• REQUIREMENT
Provide a single number: the count of lines containing the string "Other".

:: PROVIDED ENTRIES ::

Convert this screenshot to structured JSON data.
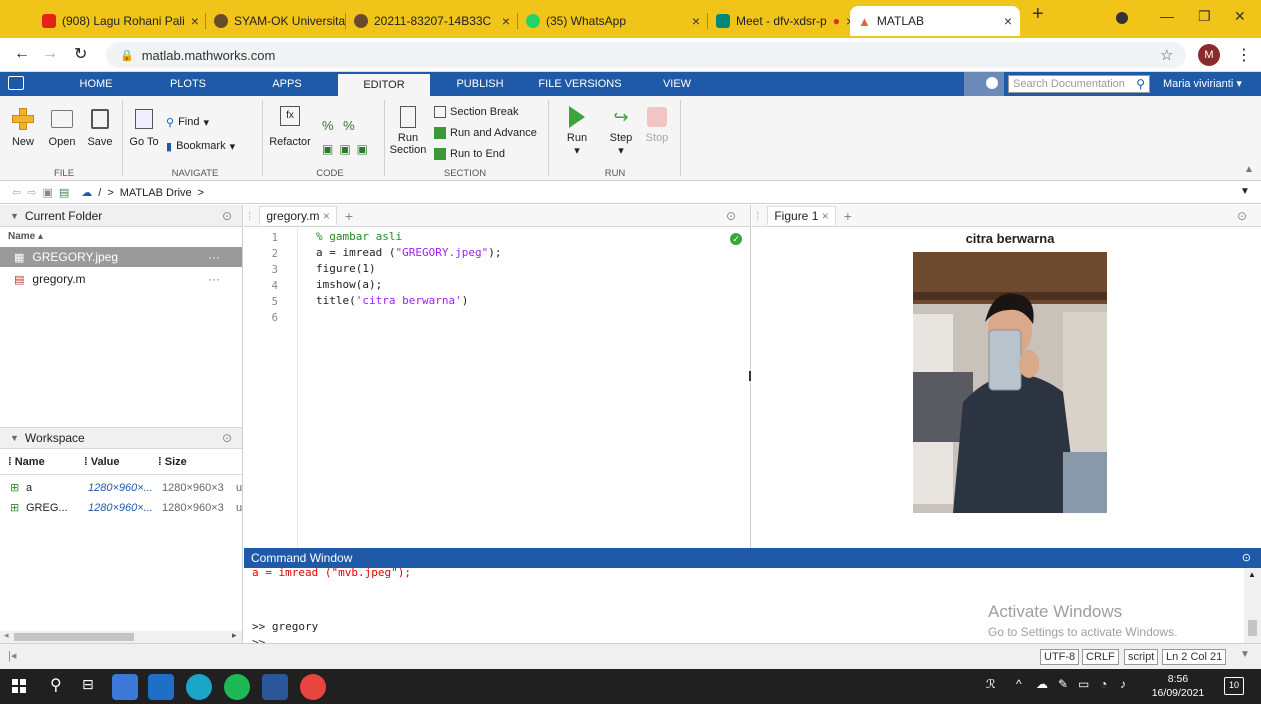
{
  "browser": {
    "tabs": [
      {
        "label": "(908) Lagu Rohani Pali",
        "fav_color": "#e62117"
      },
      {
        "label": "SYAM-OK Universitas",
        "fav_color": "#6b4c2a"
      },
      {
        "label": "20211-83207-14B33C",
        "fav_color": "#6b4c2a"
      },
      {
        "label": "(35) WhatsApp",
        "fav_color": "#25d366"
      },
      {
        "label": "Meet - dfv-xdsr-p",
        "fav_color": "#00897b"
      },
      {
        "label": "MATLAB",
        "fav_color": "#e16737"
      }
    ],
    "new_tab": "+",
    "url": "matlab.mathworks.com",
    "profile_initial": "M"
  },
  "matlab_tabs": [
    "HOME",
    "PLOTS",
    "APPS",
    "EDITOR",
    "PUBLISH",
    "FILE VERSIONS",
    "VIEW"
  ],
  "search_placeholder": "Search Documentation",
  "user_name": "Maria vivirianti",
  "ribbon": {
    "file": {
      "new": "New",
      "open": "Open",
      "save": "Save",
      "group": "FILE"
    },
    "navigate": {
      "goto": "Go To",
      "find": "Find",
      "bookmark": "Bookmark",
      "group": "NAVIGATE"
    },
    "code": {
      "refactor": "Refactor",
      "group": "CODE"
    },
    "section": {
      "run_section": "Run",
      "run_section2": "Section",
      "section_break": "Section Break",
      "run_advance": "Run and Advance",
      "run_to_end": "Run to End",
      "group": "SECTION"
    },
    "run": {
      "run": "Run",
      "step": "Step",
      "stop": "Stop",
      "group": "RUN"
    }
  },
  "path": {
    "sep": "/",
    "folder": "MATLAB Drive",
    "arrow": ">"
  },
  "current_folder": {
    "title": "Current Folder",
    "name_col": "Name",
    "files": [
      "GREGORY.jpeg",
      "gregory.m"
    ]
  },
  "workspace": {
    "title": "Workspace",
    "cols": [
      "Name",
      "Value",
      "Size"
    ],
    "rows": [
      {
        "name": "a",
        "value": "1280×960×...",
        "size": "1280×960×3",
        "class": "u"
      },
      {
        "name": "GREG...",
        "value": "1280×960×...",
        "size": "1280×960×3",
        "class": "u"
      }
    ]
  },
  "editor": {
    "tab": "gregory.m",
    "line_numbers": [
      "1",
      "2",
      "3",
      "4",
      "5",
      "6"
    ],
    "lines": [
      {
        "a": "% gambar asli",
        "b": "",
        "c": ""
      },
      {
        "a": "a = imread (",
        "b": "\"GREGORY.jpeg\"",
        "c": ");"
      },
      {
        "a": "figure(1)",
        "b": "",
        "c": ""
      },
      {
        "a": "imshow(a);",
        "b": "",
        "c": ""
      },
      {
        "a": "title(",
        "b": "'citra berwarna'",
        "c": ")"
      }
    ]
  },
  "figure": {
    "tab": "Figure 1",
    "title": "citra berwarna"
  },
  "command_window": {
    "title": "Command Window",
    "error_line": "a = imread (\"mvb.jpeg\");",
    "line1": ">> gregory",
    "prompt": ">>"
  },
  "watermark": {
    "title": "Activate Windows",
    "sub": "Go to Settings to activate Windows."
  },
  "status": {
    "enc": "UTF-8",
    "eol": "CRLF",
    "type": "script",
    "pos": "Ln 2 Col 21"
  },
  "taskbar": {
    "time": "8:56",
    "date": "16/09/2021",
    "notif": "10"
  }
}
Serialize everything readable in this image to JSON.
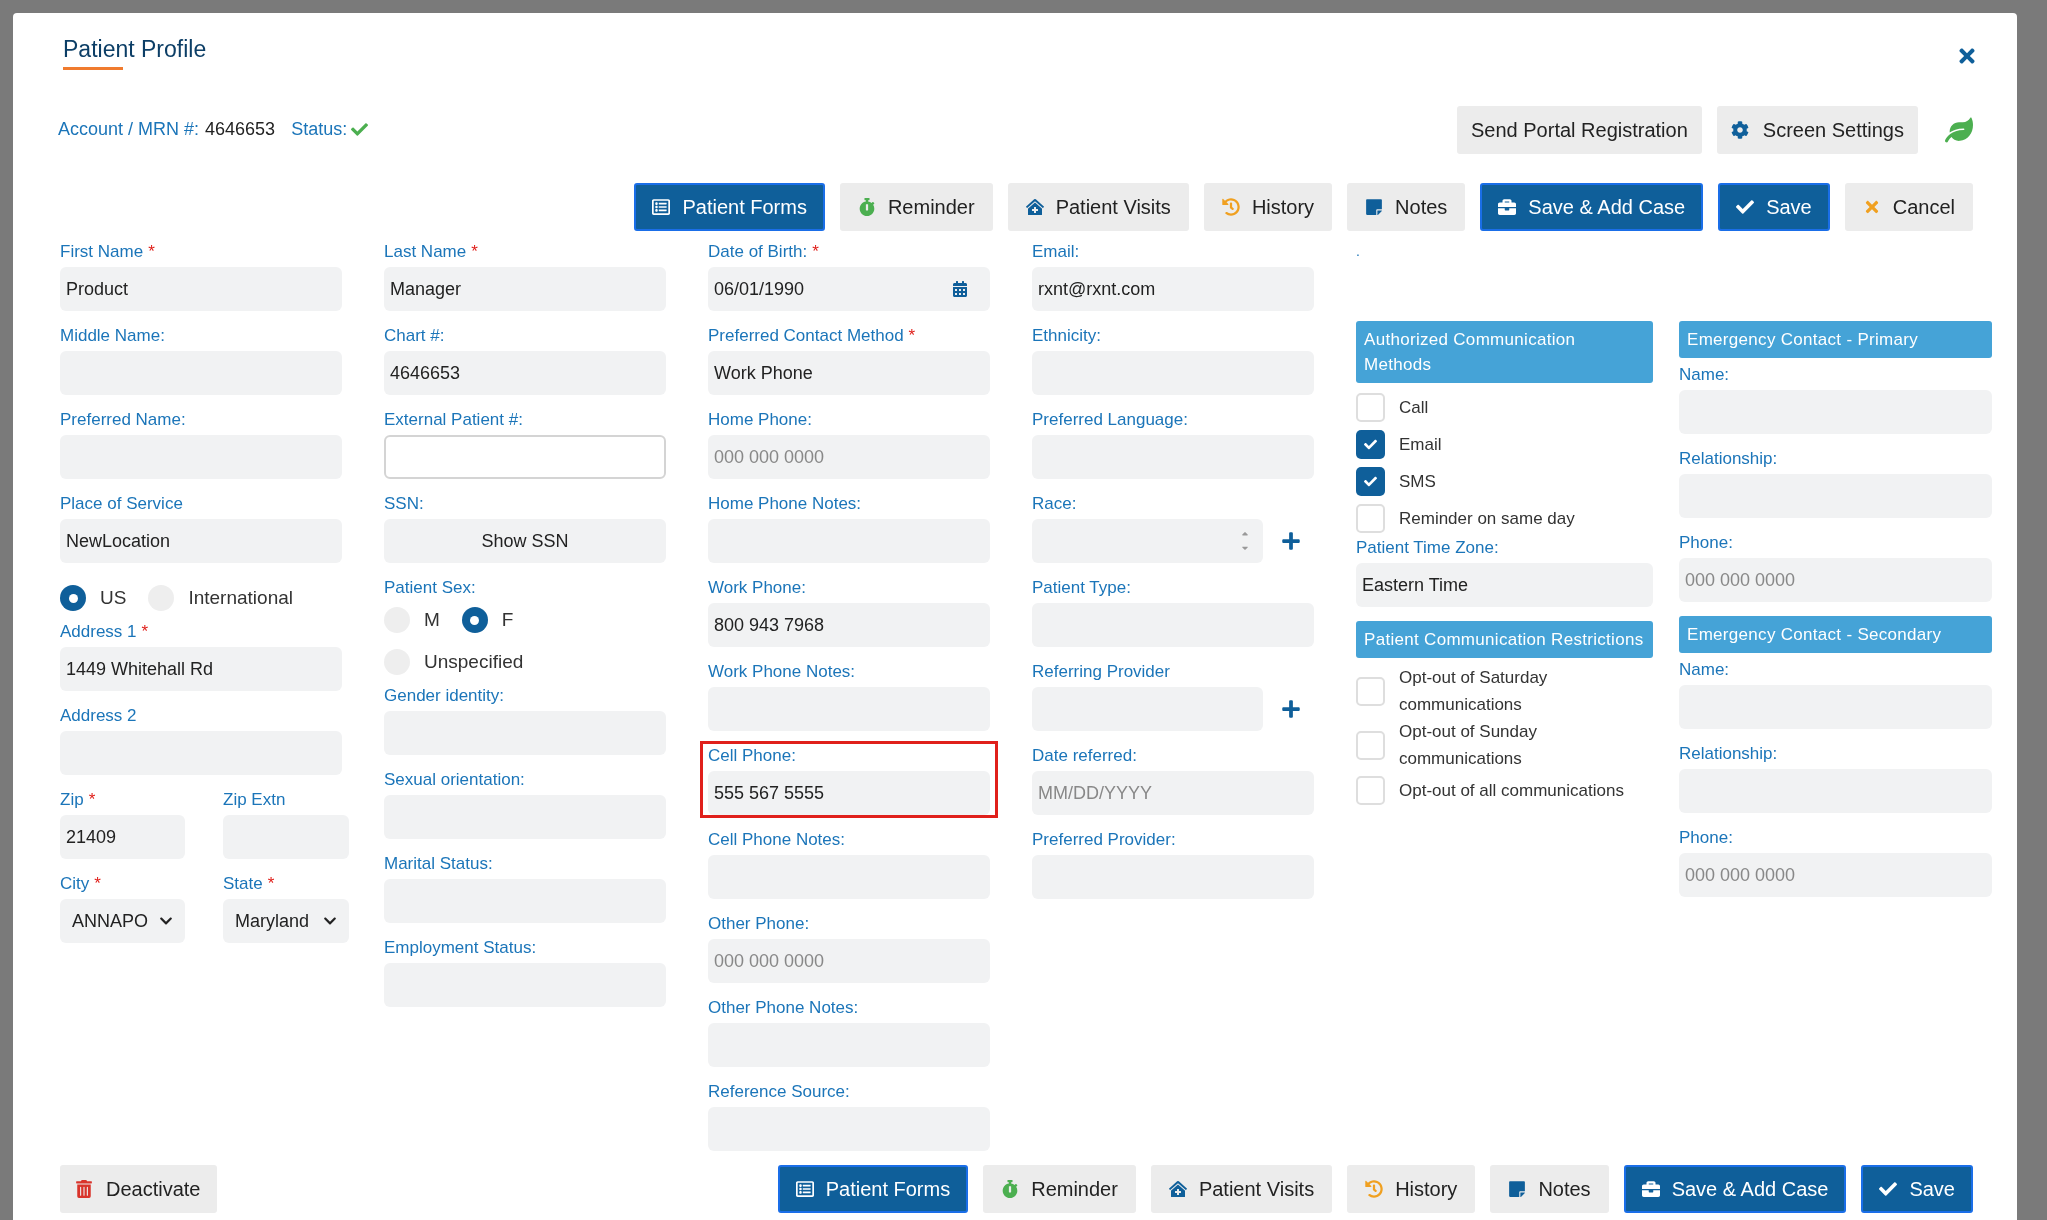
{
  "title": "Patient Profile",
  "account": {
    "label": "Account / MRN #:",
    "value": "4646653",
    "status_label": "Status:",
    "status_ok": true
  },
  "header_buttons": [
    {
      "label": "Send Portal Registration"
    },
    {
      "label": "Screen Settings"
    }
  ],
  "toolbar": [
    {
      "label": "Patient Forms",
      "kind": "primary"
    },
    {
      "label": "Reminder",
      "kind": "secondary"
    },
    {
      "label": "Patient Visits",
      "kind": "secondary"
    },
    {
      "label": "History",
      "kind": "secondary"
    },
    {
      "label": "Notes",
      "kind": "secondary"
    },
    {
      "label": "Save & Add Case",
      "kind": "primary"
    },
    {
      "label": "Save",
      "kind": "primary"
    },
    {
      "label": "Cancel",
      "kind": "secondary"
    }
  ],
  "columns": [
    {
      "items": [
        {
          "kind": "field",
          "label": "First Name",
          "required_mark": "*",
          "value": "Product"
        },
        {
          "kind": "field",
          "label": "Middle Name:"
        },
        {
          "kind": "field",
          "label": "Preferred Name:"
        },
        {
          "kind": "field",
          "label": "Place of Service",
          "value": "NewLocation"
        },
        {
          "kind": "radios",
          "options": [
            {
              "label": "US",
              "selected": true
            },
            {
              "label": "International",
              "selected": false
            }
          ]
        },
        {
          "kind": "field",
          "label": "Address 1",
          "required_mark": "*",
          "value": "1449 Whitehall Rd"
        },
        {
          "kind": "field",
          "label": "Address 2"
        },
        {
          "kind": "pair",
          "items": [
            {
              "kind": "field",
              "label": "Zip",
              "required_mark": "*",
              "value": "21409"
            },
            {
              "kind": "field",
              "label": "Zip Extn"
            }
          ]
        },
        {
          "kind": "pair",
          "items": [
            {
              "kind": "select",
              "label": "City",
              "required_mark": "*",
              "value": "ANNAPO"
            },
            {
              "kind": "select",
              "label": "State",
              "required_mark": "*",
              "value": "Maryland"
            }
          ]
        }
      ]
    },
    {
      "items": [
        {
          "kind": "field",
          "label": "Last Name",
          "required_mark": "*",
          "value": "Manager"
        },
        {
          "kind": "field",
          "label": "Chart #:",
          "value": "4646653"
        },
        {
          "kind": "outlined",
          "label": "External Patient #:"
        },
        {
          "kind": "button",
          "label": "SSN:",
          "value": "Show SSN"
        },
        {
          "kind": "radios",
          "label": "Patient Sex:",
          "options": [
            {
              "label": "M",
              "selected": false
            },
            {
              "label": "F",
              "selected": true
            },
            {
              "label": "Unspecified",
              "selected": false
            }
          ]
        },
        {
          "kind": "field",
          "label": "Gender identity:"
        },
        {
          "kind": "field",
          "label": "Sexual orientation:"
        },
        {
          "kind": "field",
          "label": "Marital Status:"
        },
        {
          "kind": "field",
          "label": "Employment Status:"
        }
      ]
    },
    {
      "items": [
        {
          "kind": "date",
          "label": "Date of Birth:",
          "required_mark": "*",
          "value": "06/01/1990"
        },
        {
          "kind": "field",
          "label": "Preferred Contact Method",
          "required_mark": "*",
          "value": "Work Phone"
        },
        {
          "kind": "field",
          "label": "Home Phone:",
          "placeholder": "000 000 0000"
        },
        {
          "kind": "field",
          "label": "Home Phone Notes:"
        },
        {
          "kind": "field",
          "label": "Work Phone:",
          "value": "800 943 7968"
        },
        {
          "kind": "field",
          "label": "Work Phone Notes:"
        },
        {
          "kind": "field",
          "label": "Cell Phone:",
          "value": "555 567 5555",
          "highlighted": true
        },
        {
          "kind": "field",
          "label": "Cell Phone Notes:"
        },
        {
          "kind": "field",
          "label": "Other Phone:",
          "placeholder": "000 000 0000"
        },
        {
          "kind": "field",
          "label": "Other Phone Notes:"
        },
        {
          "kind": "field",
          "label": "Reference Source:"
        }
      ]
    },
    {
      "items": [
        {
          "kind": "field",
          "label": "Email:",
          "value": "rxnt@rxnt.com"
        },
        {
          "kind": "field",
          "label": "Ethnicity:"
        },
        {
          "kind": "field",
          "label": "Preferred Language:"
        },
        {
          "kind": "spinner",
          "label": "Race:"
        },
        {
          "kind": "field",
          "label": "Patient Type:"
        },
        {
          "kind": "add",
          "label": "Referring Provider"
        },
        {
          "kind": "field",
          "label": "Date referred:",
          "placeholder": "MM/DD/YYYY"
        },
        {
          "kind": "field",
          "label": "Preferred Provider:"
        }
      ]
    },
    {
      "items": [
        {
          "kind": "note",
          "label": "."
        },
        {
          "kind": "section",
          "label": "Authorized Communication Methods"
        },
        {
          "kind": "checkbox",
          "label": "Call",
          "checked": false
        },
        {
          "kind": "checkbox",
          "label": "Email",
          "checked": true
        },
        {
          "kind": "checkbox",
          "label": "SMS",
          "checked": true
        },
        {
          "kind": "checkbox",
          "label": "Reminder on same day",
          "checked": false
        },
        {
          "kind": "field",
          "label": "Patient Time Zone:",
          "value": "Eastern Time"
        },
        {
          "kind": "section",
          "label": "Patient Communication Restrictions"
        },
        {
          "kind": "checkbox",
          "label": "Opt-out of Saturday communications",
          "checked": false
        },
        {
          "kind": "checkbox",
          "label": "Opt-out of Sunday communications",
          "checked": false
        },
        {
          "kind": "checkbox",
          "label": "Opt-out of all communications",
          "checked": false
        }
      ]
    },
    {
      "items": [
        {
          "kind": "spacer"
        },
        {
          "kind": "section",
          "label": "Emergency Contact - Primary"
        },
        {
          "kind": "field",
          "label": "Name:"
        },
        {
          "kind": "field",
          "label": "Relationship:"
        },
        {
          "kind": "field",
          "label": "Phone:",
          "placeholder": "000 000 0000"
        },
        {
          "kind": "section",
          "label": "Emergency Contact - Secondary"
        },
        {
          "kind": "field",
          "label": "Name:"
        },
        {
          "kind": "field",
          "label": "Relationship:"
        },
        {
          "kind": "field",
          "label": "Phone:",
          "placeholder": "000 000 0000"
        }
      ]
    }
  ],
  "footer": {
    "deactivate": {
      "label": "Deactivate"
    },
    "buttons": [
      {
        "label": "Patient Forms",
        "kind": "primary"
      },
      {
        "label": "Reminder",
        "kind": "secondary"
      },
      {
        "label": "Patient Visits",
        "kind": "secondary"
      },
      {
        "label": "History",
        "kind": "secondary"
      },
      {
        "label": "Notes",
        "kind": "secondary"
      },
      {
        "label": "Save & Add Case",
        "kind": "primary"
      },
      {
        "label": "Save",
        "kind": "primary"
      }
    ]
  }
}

:::
:: PROVIDED ENTRIES ::

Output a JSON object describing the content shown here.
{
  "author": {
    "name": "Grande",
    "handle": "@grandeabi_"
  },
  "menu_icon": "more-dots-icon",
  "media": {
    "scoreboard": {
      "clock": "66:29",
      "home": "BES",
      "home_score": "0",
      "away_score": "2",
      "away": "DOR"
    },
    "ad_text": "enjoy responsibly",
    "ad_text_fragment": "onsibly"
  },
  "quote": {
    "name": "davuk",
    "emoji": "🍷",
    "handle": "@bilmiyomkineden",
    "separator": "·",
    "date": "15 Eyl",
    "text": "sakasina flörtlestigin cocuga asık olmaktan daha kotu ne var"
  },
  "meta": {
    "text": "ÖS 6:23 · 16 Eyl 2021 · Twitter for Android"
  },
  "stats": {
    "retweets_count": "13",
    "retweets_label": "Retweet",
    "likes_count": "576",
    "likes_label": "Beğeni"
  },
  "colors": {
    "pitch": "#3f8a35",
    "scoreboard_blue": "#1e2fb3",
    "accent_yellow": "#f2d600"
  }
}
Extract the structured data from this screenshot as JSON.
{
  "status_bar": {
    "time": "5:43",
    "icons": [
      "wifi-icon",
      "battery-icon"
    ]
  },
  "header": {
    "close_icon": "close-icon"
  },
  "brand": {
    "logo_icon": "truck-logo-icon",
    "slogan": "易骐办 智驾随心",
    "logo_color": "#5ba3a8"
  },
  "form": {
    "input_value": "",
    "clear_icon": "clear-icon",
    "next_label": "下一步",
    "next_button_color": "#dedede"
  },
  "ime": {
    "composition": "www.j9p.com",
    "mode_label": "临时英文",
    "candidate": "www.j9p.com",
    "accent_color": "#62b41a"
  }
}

:::

• TASK RESULT
2